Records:
+---+

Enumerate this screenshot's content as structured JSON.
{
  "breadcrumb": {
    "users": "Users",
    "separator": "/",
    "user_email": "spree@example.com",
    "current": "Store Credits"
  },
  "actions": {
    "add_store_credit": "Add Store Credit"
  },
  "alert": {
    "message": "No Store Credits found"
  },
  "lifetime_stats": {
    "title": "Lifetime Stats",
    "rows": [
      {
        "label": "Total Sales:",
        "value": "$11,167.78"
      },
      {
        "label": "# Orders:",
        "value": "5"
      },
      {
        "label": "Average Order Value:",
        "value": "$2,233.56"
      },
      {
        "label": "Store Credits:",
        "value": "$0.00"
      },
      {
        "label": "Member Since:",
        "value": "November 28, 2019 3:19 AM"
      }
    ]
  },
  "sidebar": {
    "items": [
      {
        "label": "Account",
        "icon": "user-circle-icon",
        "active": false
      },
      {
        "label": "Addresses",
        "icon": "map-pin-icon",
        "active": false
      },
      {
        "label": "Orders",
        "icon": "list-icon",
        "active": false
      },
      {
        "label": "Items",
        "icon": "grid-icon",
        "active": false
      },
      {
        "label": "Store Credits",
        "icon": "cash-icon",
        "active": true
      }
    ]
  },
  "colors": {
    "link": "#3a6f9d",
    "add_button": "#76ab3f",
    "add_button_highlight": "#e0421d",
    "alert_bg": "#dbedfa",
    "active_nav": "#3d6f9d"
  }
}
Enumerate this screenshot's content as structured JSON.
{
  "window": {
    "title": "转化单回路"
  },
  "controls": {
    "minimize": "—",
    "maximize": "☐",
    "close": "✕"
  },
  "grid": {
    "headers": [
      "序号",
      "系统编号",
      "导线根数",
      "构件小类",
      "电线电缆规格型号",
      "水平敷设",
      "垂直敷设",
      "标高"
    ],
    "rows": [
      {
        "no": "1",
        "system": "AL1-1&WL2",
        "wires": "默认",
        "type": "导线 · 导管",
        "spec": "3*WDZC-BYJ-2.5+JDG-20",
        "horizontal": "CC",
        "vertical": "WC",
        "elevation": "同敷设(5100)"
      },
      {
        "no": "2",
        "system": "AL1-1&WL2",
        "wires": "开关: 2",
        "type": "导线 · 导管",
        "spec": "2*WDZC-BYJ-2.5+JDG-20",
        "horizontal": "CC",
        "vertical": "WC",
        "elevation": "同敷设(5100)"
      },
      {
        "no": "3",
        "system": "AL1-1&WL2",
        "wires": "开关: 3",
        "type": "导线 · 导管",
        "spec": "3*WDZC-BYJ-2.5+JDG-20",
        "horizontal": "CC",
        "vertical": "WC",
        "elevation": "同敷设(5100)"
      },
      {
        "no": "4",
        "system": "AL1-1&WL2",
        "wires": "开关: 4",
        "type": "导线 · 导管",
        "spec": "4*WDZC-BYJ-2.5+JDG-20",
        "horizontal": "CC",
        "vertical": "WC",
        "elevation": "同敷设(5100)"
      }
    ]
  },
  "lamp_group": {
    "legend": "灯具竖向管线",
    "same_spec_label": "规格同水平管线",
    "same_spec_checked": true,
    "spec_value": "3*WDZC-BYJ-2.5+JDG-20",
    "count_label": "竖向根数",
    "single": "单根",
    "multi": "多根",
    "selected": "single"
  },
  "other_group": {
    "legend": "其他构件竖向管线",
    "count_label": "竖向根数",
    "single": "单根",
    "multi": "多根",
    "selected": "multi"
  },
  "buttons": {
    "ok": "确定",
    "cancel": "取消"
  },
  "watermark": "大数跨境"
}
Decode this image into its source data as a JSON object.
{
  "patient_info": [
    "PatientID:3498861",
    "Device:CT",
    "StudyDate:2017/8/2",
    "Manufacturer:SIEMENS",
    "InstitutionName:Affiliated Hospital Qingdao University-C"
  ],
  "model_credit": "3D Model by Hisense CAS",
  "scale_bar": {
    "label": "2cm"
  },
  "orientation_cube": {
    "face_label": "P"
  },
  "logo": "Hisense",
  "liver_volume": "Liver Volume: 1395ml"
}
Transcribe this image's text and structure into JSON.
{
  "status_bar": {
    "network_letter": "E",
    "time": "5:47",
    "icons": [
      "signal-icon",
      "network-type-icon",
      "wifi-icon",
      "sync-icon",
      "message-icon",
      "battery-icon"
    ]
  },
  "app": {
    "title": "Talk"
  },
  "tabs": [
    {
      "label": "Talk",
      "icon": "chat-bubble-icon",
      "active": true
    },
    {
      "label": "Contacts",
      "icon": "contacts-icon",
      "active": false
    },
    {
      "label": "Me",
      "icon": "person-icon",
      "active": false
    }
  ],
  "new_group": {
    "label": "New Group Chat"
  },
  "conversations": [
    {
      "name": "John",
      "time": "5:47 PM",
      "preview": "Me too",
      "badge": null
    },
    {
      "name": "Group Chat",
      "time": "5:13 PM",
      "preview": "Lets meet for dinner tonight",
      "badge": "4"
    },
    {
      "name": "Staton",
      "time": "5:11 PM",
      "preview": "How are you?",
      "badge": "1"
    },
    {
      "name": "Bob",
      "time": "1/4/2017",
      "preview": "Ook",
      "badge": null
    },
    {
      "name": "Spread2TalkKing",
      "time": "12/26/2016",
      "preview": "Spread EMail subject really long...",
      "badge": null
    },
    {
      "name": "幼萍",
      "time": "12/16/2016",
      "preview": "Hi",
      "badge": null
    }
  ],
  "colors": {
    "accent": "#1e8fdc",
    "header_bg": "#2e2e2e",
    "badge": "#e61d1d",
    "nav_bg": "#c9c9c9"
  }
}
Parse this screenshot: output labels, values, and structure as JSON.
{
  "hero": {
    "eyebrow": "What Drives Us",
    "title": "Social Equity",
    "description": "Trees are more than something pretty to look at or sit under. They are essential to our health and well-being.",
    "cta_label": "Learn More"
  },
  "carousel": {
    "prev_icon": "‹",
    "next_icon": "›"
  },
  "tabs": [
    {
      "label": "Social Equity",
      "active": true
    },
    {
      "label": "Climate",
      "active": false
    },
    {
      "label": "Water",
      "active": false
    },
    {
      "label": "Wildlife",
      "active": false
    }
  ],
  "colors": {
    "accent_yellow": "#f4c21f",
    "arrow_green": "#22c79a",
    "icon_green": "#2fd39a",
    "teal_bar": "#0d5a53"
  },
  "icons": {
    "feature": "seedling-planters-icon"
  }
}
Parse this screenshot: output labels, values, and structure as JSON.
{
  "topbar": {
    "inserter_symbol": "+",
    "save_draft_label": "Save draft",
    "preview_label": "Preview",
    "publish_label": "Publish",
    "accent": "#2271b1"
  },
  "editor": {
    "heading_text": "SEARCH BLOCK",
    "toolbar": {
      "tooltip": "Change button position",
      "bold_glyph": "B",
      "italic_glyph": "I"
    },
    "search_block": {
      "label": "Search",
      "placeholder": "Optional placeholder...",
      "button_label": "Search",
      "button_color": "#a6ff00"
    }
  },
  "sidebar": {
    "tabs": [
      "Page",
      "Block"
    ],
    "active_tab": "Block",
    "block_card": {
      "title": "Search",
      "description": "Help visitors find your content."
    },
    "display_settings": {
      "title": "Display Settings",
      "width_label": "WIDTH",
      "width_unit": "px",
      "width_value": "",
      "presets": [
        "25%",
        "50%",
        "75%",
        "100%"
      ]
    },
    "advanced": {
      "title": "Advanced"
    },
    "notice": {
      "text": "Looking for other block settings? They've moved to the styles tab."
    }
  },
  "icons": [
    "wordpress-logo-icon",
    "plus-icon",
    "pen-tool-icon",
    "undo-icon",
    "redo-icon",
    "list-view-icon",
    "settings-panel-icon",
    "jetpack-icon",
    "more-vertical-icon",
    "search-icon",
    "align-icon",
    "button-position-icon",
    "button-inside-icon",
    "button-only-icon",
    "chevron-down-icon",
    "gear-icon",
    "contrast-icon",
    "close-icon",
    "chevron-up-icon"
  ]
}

+---+

- Written instruction
Lines that include the word "true" are to be extracted from the data above.

- Worked answer
        "active": true
    "same_spec_checked": true,
      "active": true
      "active": true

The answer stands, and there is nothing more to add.